Dataset rows
■ ■ ■ ■ ■

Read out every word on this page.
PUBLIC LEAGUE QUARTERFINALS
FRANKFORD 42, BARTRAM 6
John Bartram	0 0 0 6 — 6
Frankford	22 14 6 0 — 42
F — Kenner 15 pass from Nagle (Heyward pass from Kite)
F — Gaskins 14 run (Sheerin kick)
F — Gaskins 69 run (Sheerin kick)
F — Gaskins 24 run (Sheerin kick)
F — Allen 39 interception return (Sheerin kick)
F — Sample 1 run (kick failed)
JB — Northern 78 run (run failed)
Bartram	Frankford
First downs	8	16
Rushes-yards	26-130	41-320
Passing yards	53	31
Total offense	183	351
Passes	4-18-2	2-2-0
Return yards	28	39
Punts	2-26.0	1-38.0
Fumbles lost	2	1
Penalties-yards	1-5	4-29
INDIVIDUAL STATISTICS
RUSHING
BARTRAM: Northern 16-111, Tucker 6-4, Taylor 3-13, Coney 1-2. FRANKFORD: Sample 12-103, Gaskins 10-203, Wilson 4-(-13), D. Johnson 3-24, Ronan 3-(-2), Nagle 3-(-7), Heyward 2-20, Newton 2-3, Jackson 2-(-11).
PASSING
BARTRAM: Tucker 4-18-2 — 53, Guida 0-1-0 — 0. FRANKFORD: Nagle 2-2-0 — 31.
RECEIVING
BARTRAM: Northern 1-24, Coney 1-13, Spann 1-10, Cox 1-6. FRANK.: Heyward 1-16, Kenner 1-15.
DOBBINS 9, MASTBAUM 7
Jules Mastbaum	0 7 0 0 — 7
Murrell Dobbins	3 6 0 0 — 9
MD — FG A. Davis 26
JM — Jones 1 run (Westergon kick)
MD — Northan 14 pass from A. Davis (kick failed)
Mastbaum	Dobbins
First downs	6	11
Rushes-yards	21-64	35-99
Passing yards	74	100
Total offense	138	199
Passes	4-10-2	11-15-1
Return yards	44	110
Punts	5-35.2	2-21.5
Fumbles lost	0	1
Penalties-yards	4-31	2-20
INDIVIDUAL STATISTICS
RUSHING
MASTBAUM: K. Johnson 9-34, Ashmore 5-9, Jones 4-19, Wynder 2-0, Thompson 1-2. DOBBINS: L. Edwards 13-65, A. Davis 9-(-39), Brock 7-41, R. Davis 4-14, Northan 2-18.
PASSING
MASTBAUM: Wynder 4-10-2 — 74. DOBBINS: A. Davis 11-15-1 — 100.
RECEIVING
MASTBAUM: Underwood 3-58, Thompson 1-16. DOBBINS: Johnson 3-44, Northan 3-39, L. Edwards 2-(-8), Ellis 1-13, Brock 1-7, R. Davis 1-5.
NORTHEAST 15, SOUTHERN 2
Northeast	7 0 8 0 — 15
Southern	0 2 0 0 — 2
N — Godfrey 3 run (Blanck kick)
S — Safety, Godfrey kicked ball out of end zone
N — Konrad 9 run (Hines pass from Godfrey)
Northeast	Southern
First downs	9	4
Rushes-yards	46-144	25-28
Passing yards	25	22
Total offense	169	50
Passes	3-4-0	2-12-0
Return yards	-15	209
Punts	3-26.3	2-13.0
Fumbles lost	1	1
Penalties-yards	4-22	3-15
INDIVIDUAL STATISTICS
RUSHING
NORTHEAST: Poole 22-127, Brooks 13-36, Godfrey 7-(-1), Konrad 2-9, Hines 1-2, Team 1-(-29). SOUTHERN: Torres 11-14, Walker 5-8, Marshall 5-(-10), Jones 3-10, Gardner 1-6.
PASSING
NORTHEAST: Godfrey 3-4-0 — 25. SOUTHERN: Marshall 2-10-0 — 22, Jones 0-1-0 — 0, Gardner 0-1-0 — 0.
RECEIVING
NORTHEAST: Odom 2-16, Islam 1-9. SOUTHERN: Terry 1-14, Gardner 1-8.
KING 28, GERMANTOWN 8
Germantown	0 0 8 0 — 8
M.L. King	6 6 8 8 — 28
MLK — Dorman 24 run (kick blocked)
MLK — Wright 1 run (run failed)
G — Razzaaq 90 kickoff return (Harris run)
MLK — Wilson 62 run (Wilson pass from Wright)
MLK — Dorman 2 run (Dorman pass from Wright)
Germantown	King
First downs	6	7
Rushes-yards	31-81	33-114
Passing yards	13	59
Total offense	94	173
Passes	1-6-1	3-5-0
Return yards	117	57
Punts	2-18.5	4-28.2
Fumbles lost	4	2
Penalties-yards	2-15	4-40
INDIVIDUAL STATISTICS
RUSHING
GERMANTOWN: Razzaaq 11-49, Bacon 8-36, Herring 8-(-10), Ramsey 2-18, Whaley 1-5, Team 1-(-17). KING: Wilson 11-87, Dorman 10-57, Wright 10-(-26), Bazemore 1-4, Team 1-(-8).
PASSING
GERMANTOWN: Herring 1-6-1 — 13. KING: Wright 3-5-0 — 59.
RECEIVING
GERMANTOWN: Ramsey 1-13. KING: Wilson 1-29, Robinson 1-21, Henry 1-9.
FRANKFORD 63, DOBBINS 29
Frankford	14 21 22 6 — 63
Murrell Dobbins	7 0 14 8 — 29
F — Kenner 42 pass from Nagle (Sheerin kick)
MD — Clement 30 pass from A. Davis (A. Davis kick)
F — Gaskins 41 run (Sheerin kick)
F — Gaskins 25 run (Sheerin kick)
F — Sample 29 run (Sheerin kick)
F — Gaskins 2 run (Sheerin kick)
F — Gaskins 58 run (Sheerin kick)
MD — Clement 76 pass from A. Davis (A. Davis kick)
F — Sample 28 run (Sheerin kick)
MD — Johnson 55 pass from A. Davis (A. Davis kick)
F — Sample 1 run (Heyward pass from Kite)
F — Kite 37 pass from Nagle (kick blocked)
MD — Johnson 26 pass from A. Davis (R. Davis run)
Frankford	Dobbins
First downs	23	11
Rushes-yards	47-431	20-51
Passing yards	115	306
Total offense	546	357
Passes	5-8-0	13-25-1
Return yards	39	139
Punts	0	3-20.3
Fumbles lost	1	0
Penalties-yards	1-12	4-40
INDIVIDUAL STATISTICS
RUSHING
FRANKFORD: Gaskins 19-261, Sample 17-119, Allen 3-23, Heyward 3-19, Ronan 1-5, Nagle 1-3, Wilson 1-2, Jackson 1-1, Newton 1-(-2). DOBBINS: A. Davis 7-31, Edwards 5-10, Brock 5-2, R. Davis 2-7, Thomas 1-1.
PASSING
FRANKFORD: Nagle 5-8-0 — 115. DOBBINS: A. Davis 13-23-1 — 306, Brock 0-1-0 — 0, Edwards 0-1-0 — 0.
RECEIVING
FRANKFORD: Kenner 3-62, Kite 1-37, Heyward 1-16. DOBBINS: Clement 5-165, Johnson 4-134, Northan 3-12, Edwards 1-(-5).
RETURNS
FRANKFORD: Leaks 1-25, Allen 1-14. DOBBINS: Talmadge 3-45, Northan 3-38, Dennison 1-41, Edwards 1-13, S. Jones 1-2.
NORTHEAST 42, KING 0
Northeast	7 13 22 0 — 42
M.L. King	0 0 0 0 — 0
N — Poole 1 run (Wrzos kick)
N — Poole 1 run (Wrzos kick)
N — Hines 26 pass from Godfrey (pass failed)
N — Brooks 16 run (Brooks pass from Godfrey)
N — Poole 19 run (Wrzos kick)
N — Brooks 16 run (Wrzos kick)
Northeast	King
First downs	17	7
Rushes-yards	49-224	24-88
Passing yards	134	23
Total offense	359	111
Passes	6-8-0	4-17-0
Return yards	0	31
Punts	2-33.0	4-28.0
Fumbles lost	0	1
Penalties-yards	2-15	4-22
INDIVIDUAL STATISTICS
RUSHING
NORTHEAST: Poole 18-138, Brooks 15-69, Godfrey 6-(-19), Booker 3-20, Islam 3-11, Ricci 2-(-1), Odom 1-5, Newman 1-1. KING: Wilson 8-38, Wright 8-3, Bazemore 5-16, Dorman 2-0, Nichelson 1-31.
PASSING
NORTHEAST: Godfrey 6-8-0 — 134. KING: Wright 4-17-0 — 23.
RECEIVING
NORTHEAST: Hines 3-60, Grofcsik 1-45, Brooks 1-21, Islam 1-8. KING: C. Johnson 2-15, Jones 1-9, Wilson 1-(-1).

■ ■ ■ ■ ■

Scan the material above for the string "Wynder" and return the lines that hold it.

TASK ANSWER:
MASTBAUM: K. Johnson 9-34, Ashmore 5-9, Jones 4-19, Wynder 2-0, Thompson 1-2. DOBBINS: L. Edwards 13-65, A. Davis 9-(-39), Brock 7-41, R. Davis 4-14, Northan 2-18.
MASTBAUM: Wynder 4-10-2 — 74. DOBBINS: A. Davis 11-15-1 — 100.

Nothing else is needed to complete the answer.